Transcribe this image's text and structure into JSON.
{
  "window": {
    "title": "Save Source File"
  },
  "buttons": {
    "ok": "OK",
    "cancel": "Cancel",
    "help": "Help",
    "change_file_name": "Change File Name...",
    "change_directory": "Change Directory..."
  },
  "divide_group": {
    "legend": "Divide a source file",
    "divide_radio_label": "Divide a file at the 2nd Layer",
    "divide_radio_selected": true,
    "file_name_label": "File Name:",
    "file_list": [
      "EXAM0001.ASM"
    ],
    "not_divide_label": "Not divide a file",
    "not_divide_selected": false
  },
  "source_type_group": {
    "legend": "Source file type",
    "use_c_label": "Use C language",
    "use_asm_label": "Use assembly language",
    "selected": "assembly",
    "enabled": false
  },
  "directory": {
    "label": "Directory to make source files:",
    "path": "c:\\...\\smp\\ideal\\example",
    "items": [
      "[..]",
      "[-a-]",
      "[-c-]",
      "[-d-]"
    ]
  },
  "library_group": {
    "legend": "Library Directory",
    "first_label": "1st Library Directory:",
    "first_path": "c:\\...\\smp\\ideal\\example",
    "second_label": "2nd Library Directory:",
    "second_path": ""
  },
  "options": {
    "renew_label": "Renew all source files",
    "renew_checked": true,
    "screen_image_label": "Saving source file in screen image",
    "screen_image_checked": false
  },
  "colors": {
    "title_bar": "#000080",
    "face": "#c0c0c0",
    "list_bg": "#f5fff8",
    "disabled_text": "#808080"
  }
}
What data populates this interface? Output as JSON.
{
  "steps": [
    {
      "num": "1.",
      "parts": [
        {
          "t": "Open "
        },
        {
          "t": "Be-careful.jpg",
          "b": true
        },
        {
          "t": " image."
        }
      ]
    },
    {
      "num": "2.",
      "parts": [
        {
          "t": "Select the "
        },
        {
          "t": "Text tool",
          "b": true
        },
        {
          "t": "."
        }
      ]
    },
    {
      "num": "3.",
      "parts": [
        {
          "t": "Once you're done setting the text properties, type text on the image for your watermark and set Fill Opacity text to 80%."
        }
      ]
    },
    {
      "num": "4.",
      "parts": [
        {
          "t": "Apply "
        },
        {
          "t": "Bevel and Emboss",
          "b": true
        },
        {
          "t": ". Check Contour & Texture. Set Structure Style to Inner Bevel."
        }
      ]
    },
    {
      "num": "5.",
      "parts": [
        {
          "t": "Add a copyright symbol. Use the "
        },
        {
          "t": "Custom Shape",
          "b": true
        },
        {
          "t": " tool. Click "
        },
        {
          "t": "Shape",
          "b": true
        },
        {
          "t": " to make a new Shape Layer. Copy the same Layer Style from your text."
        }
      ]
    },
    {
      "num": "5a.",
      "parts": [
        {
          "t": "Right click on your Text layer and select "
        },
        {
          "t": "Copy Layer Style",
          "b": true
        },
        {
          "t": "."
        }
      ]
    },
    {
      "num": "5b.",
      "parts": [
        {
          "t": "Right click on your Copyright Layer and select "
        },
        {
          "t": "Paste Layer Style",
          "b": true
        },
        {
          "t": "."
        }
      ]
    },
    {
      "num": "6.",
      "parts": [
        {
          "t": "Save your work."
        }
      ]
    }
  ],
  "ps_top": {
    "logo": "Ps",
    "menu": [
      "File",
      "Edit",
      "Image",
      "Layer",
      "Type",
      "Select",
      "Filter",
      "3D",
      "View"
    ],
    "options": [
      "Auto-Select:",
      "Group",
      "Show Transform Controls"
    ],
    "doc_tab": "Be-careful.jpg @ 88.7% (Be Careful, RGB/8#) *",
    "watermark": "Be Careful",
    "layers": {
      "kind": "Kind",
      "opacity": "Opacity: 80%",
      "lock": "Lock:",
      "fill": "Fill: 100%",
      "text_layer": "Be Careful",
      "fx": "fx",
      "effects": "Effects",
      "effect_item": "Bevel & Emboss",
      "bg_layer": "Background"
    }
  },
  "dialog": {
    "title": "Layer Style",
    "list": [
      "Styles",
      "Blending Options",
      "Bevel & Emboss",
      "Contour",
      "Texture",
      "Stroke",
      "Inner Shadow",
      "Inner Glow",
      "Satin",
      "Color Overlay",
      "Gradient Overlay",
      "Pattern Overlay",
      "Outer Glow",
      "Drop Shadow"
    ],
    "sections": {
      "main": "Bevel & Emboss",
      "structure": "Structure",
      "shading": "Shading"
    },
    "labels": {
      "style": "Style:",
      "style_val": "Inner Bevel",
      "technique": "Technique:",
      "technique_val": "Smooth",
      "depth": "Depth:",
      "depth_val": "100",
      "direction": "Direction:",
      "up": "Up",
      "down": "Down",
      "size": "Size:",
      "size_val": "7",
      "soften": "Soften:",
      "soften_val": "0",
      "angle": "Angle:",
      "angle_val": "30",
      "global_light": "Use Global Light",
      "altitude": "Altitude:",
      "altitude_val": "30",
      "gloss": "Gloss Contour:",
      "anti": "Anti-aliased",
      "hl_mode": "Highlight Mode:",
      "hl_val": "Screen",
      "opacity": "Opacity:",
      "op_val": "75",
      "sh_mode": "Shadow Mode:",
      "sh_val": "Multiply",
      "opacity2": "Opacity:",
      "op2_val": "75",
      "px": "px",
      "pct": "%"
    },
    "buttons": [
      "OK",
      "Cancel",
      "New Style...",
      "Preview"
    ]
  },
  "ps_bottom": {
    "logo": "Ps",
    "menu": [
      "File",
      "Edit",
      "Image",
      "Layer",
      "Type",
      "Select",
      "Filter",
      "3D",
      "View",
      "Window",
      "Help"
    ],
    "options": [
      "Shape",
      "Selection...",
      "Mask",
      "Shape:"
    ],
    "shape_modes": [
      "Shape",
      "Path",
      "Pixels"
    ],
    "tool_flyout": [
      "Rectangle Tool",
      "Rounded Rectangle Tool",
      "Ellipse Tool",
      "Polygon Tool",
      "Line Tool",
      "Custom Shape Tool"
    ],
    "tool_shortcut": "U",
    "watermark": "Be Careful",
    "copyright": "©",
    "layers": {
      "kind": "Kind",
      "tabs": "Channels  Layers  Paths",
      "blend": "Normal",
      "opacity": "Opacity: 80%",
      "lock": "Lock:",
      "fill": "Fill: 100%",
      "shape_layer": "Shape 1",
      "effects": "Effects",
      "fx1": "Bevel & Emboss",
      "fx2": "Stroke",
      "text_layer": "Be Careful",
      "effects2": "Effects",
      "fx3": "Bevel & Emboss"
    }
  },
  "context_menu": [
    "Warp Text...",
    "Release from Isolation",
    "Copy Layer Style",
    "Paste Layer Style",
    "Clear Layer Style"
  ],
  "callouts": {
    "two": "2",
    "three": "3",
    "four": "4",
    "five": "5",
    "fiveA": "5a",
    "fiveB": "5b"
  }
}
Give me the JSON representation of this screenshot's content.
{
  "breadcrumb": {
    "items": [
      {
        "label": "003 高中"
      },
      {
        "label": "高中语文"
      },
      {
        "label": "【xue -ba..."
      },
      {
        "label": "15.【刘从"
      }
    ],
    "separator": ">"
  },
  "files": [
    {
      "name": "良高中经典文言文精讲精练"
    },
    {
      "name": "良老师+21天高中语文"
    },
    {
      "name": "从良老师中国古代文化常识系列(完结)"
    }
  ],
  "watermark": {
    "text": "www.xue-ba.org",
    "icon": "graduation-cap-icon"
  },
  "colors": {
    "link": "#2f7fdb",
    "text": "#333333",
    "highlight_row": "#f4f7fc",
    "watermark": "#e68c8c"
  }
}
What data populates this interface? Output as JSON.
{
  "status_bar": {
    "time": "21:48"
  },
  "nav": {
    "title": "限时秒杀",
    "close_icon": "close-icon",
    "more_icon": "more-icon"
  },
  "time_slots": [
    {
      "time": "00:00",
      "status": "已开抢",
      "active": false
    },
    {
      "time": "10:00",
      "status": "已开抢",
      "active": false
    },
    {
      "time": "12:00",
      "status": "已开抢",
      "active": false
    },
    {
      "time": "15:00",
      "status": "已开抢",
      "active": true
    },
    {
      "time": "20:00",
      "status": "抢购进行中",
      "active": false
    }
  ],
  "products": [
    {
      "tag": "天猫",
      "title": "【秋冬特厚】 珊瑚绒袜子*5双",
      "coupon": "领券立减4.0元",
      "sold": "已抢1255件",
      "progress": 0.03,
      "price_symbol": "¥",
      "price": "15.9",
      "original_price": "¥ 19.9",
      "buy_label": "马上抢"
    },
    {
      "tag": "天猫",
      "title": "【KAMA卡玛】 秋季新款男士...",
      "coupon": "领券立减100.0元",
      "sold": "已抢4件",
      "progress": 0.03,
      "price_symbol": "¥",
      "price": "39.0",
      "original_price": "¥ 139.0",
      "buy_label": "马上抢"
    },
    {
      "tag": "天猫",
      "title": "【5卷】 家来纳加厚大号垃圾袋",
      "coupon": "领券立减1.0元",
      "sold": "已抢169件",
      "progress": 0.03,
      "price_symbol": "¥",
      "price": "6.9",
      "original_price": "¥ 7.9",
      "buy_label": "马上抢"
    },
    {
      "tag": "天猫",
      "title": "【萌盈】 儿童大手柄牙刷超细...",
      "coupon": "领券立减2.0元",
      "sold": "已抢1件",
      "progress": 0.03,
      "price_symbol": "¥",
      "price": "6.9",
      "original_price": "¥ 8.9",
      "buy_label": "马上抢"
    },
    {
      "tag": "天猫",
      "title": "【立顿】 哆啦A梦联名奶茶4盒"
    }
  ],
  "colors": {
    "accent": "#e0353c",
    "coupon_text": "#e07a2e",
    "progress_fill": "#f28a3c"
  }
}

□ □ □

## Goal:
Copy out each line of the data containing the string "Rectangle".

## Correct response:
      "Rectangle Tool",
      "Rounded Rectangle Tool",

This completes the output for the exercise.